▶ [Task details] Print out each record below, unaltered and complete, without its images.

▶ [Dataset rows]

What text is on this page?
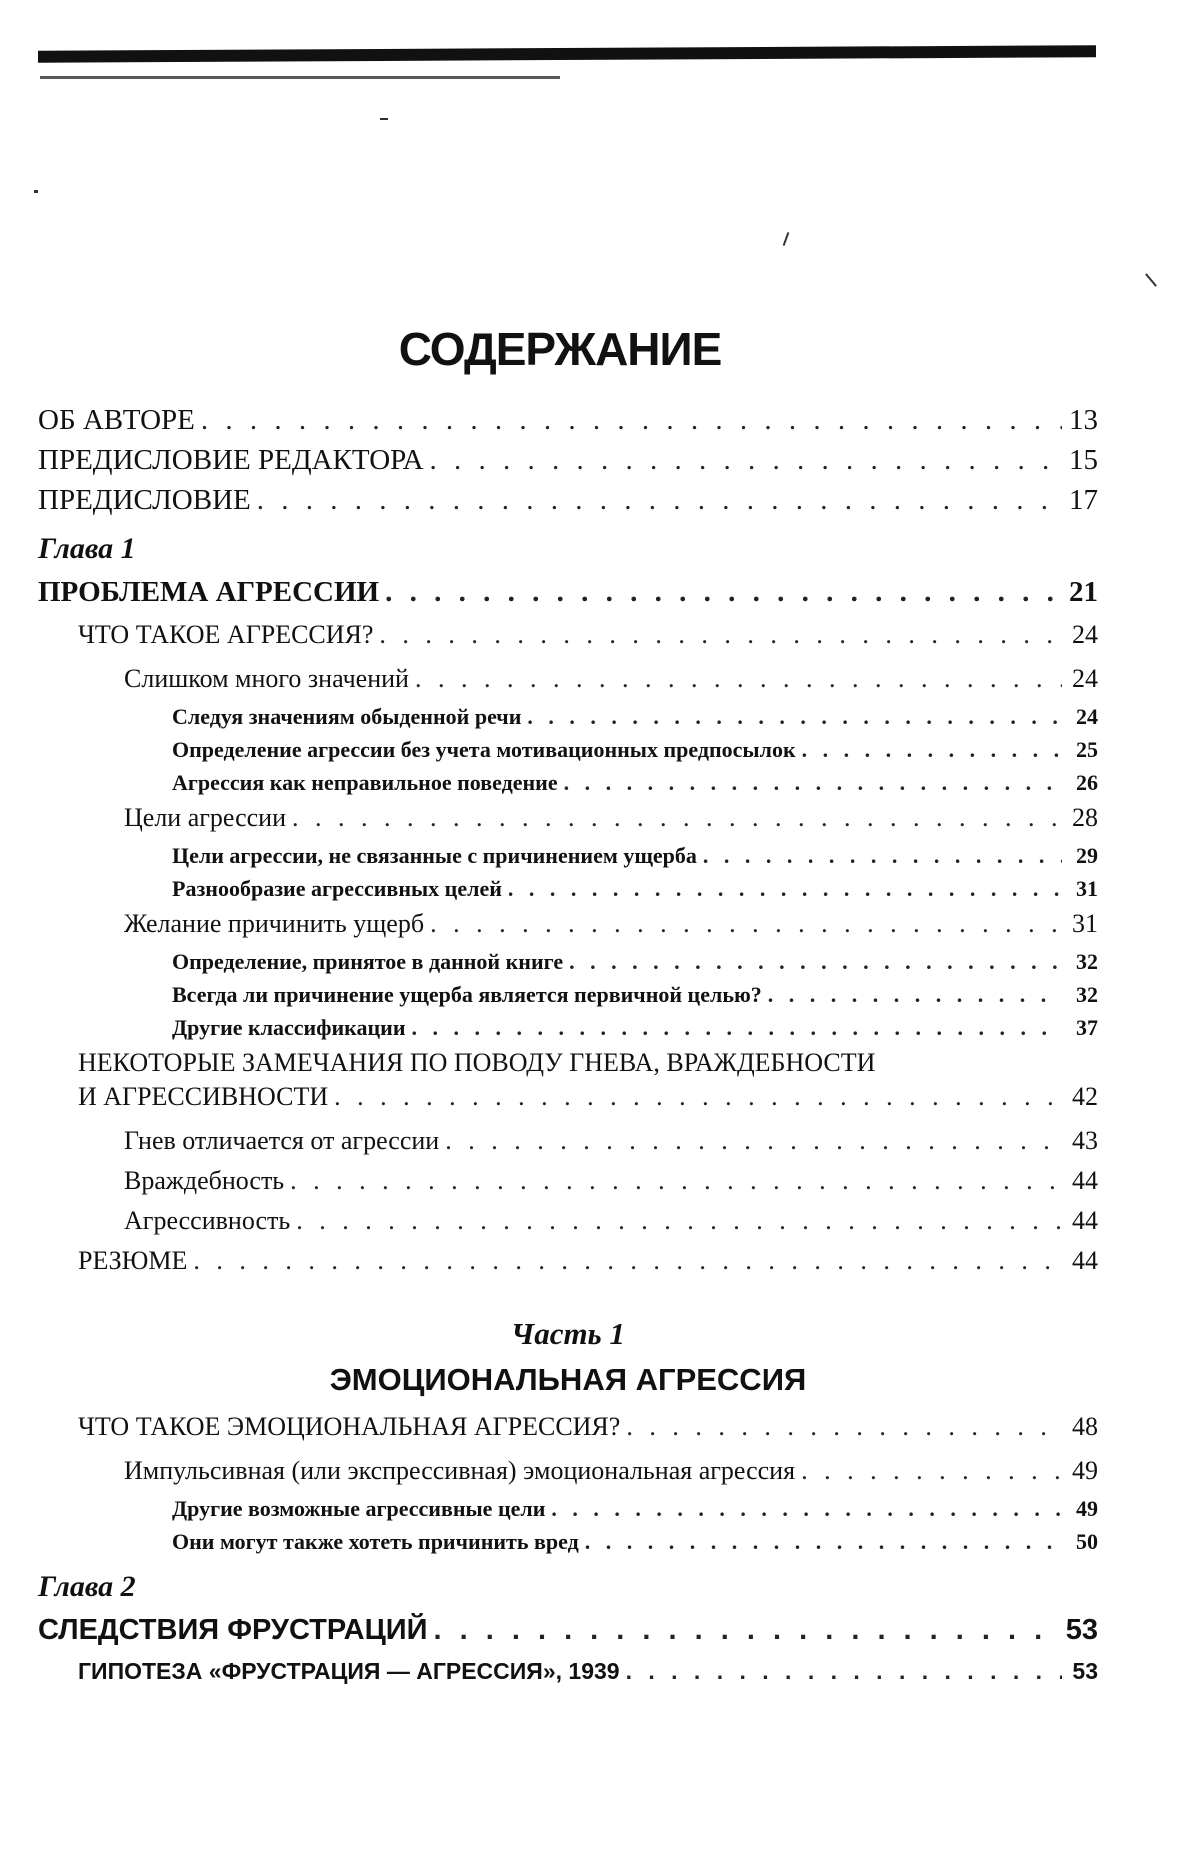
СОДЕРЖАНИЕ
ОБ АВТОРЕ . . .	13
ПРЕДИСЛОВИЕ РЕДАКТОРА . . .	15
ПРЕДИСЛОВИЕ . . .	17
Глава 1
ПРОБЛЕМА АГРЕССИИ . . .	21
ЧТО ТАКОЕ АГРЕССИЯ? . . .	24
Слишком много значений . . .	24
Следуя значениям обыденной речи . . .	24
Определение агрессии без учета мотивационных предпосылок . . .	25
Агрессия как неправильное поведение . . .	26
Цели агрессии . . .	28
Цели агрессии, не связанные с причинением ущерба . . .	29
Разнообразие агрессивных целей . . .	31
Желание причинить ущерб . . .	31
Определение, принятое в данной книге . . .	32
Всегда ли причинение ущерба является первичной целью? . . .	32
Другие классификации . . .	37
НЕКОТОРЫЕ ЗАМЕЧАНИЯ ПО ПОВОДУ ГНЕВА, ВРАЖДЕБНОСТИ
И АГРЕССИВНОСТИ . . .	42
Гнев отличается от агрессии . . .	43
Враждебность . . .	44
Агрессивность . . .	44
РЕЗЮМЕ . . .	44
Часть 1
ЭМОЦИОНАЛЬНАЯ АГРЕССИЯ
ЧТО ТАКОЕ ЭМОЦИОНАЛЬНАЯ АГРЕССИЯ? . . .	48
Импульсивная (или экспрессивная) эмоциональная агрессия . . .	49
Другие возможные агрессивные цели . . .	49
Они могут также хотеть причинить вред . . .	50
Глава 2
СЛЕДСТВИЯ ФРУСТРАЦИЙ . . .	53
ГИПОТЕЗА «ФРУСТРАЦИЯ — АГРЕССИЯ», 1939 . . .	53
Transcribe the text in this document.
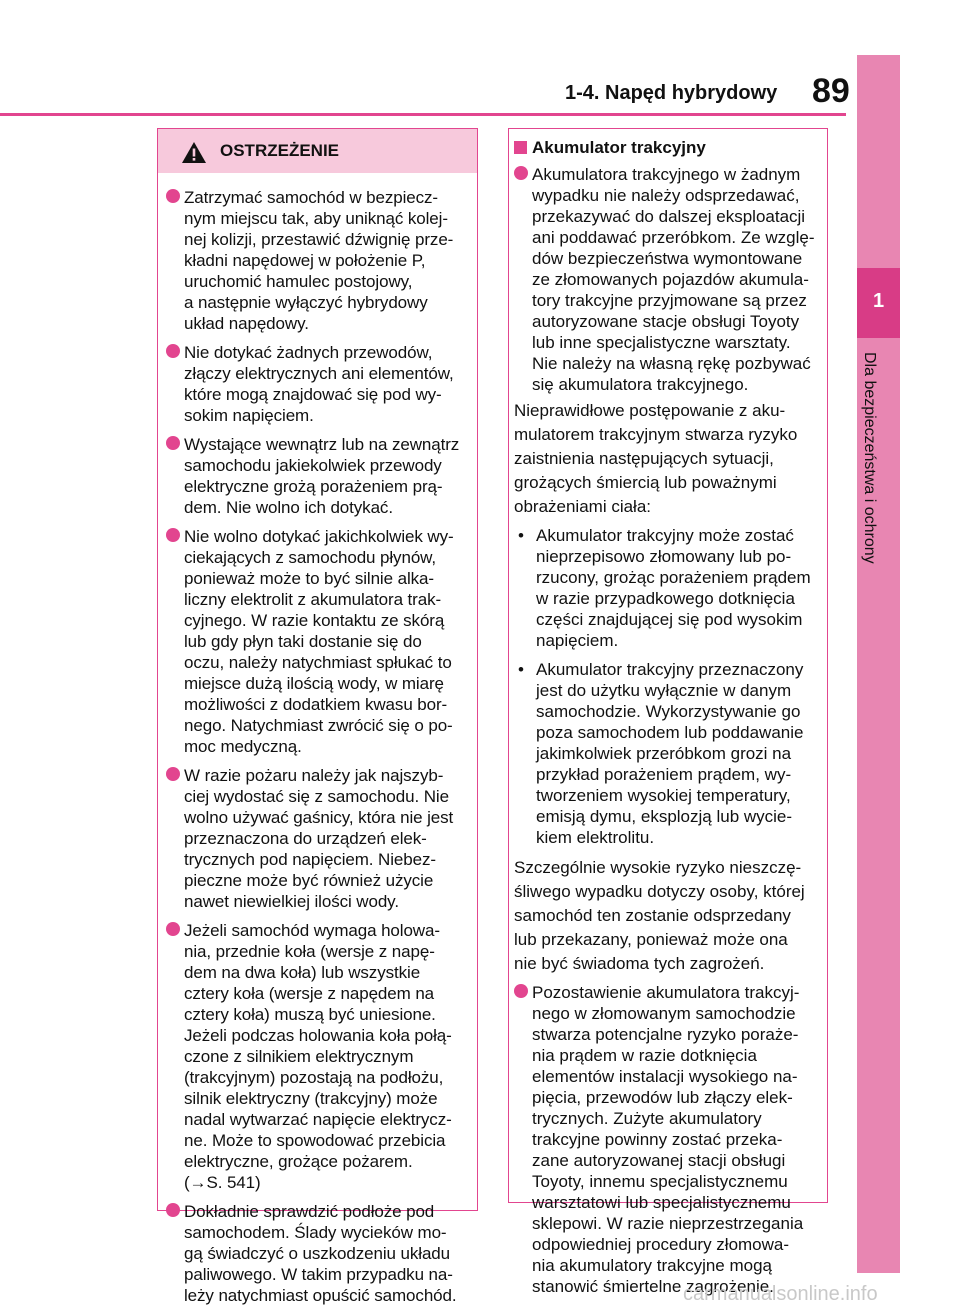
1-4. Napęd hybrydowy 89
1
Dla bezpieczeństwa i ochrony
OSTRZEŻENIE
Zatrzymać samochód w bezpiecz-
nym miejscu tak, aby uniknąć kolej-
nej kolizji, przestawić dźwignię prze-
kładni napędowej w położenie P,
uruchomić hamulec postojowy,
a następnie wyłączyć hybrydowy
układ napędowy.
Nie dotykać żadnych przewodów,
złączy elektrycznych ani elementów,
które mogą znajdować się pod wy-
sokim napięciem.
Wystające wewnątrz lub na zewnątrz
samochodu jakiekolwiek przewody
elektryczne grożą porażeniem prą-
dem. Nie wolno ich dotykać.
Nie wolno dotykać jakichkolwiek wy-
ciekających z samochodu płynów,
ponieważ może to być silnie alka-
liczny elektrolit z akumulatora trak-
cyjnego. W razie kontaktu ze skórą
lub gdy płyn taki dostanie się do
oczu, należy natychmiast spłukać to
miejsce dużą ilością wody, w miarę
możliwości z dodatkiem kwasu bor-
nego. Natychmiast zwrócić się o po-
moc medyczną.
W razie pożaru należy jak najszyb-
ciej wydostać się z samochodu. Nie
wolno używać gaśnicy, która nie jest
przeznaczona do urządzeń elek-
trycznych pod napięciem. Niebez-
pieczne może być również użycie
nawet niewielkiej ilości wody.
Jeżeli samochód wymaga holowa-
nia, przednie koła (wersje z napę-
dem na dwa koła) lub wszystkie
cztery koła (wersje z napędem na
cztery koła) muszą być uniesione.
Jeżeli podczas holowania koła połą-
czone z silnikiem elektrycznym
(trakcyjnym) pozostają na podłożu,
silnik elektryczny (trakcyjny) może
nadal wytwarzać napięcie elektrycz-
ne. Może to spowodować przebicia
elektryczne, grożące pożarem.
(→S. 541)
Dokładnie sprawdzić podłoże pod
samochodem. Ślady wycieków mo-
gą świadczyć o uszkodzeniu układu
paliwowego. W takim przypadku na-
leży natychmiast opuścić samochód.
Akumulator trakcyjny
Akumulatora trakcyjnego w żadnym
wypadku nie należy odsprzedawać,
przekazywać do dalszej eksploatacji
ani poddawać przeróbkom. Ze wzglę-
dów bezpieczeństwa wymontowane
ze złomowanych pojazdów akumula-
tory trakcyjne przyjmowane są przez
autoryzowane stacje obsługi Toyoty
lub inne specjalistyczne warsztaty.
Nie należy na własną rękę pozbywać
się akumulatora trakcyjnego.
Nieprawidłowe postępowanie z aku-
mulatorem trakcyjnym stwarza ryzyko
zaistnienia następujących sytuacji,
grożących śmiercią lub poważnymi
obrażeniami ciała:
• Akumulator trakcyjny może zostać
nieprzepisowo złomowany lub po-
rzucony, grożąc porażeniem prądem
w razie przypadkowego dotknięcia
części znajdującej się pod wysokim
napięciem.
• Akumulator trakcyjny przeznaczony
jest do użytku wyłącznie w danym
samochodzie. Wykorzystywanie go
poza samochodem lub poddawanie
jakimkolwiek przeróbkom grozi na
przykład porażeniem prądem, wy-
tworzeniem wysokiej temperatury,
emisją dymu, eksplozją lub wycie-
kiem elektrolitu.
Szczególnie wysokie ryzyko nieszczę-
śliwego wypadku dotyczy osoby, której
samochód ten zostanie odsprzedany
lub przekazany, ponieważ może ona
nie być świadoma tych zagrożeń.
Pozostawienie akumulatora trakcyj-
nego w złomowanym samochodzie
stwarza potencjalne ryzyko poraże-
nia prądem w razie dotknięcia
elementów instalacji wysokiego na-
pięcia, przewodów lub złączy elek-
trycznych. Zużyte akumulatory
trakcyjne powinny zostać przeka-
zane autoryzowanej stacji obsługi
Toyoty, innemu specjalistycznemu
warsztatowi lub specjalistycznemu
sklepowi. W razie nieprzestrzegania
odpowiedniej procedury złomowa-
nia akumulatory trakcyjne mogą
stanowić śmiertelne zagrożenie.
carmanualsonline.info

▶ [Task output]
What text is on this page?
СОДЕРЖАНИЕ
ОБ АВТОРЕ . . .	13
ПРЕДИСЛОВИЕ РЕДАКТОРА . . .	15
ПРЕДИСЛОВИЕ . . .	17
Глава 1
ПРОБЛЕМА АГРЕССИИ . . .	21
ЧТО ТАКОЕ АГРЕССИЯ? . . .	24
Слишком много значений . . .	24
Следуя значениям обыденной речи . . .	24
Определение агрессии без учета мотивационных предпосылок . . .	25
Агрессия как неправильное поведение . . .	26
Цели агрессии . . .	28
Цели агрессии, не связанные с причинением ущерба . . .	29
Разнообразие агрессивных целей . . .	31
Желание причинить ущерб . . .	31
Определение, принятое в данной книге . . .	32
Всегда ли причинение ущерба является первичной целью? . . .	32
Другие классификации . . .	37
НЕКОТОРЫЕ ЗАМЕЧАНИЯ ПО ПОВОДУ ГНЕВА, ВРАЖДЕБНОСТИ
И АГРЕССИВНОСТИ . . .	42
Гнев отличается от агрессии . . .	43
Враждебность . . .	44
Агрессивность . . .	44
РЕЗЮМЕ . . .	44
Часть 1
ЭМОЦИОНАЛЬНАЯ АГРЕССИЯ
ЧТО ТАКОЕ ЭМОЦИОНАЛЬНАЯ АГРЕССИЯ? . . .	48
Импульсивная (или экспрессивная) эмоциональная агрессия . . .	49
Другие возможные агрессивные цели . . .	49
Они могут также хотеть причинить вред . . .	50
Глава 2
СЛЕДСТВИЯ ФРУСТРАЦИЙ . . .	53
ГИПОТЕЗА «ФРУСТРАЦИЯ — АГРЕССИЯ», 1939 . . .	53
Transcribe the text in this document.
1-4. Napęd hybrydowy 89
1
Dla bezpieczeństwa i ochrony
OSTRZEŻENIE
Zatrzymać samochód w bezpiecz-
nym miejscu tak, aby uniknąć kolej-
nej kolizji, przestawić dźwignię prze-
kładni napędowej w położenie P,
uruchomić hamulec postojowy,
a następnie wyłączyć hybrydowy
układ napędowy.
Nie dotykać żadnych przewodów,
złączy elektrycznych ani elementów,
które mogą znajdować się pod wy-
sokim napięciem.
Wystające wewnątrz lub na zewnątrz
samochodu jakiekolwiek przewody
elektryczne grożą porażeniem prą-
dem. Nie wolno ich dotykać.
Nie wolno dotykać jakichkolwiek wy-
ciekających z samochodu płynów,
ponieważ może to być silnie alka-
liczny elektrolit z akumulatora trak-
cyjnego. W razie kontaktu ze skórą
lub gdy płyn taki dostanie się do
oczu, należy natychmiast spłukać to
miejsce dużą ilością wody, w miarę
możliwości z dodatkiem kwasu bor-
nego. Natychmiast zwrócić się o po-
moc medyczną.
W razie pożaru należy jak najszyb-
ciej wydostać się z samochodu. Nie
wolno używać gaśnicy, która nie jest
przeznaczona do urządzeń elek-
trycznych pod napięciem. Niebez-
pieczne może być również użycie
nawet niewielkiej ilości wody.
Jeżeli samochód wymaga holowa-
nia, przednie koła (wersje z napę-
dem na dwa koła) lub wszystkie
cztery koła (wersje z napędem na
cztery koła) muszą być uniesione.
Jeżeli podczas holowania koła połą-
czone z silnikiem elektrycznym
(trakcyjnym) pozostają na podłożu,
silnik elektryczny (trakcyjny) może
nadal wytwarzać napięcie elektrycz-
ne. Może to spowodować przebicia
elektryczne, grożące pożarem.
(→S. 541)
Dokładnie sprawdzić podłoże pod
samochodem. Ślady wycieków mo-
gą świadczyć o uszkodzeniu układu
paliwowego. W takim przypadku na-
leży natychmiast opuścić samochód.
Akumulator trakcyjny
Akumulatora trakcyjnego w żadnym
wypadku nie należy odsprzedawać,
przekazywać do dalszej eksploatacji
ani poddawać przeróbkom. Ze wzglę-
dów bezpieczeństwa wymontowane
ze złomowanych pojazdów akumula-
tory trakcyjne przyjmowane są przez
autoryzowane stacje obsługi Toyoty
lub inne specjalistyczne warsztaty.
Nie należy na własną rękę pozbywać
się akumulatora trakcyjnego.
Nieprawidłowe postępowanie z aku-
mulatorem trakcyjnym stwarza ryzyko
zaistnienia następujących sytuacji,
grożących śmiercią lub poważnymi
obrażeniami ciała:
• Akumulator trakcyjny może zostać
nieprzepisowo złomowany lub po-
rzucony, grożąc porażeniem prądem
w razie przypadkowego dotknięcia
części znajdującej się pod wysokim
napięciem.
• Akumulator trakcyjny przeznaczony
jest do użytku wyłącznie w danym
samochodzie. Wykorzystywanie go
poza samochodem lub poddawanie
jakimkolwiek przeróbkom grozi na
przykład porażeniem prądem, wy-
tworzeniem wysokiej temperatury,
emisją dymu, eksplozją lub wycie-
kiem elektrolitu.
Szczególnie wysokie ryzyko nieszczę-
śliwego wypadku dotyczy osoby, której
samochód ten zostanie odsprzedany
lub przekazany, ponieważ może ona
nie być świadoma tych zagrożeń.
Pozostawienie akumulatora trakcyj-
nego w złomowanym samochodzie
stwarza potencjalne ryzyko poraże-
nia prądem w razie dotknięcia
elementów instalacji wysokiego na-
pięcia, przewodów lub złączy elek-
trycznych. Zużyte akumulatory
trakcyjne powinny zostać przeka-
zane autoryzowanej stacji obsługi
Toyoty, innemu specjalistycznemu
warsztatowi lub specjalistycznemu
sklepowi. W razie nieprzestrzegania
odpowiedniej procedury złomowa-
nia akumulatory trakcyjne mogą
stanowić śmiertelne zagrożenie.
carmanualsonline.info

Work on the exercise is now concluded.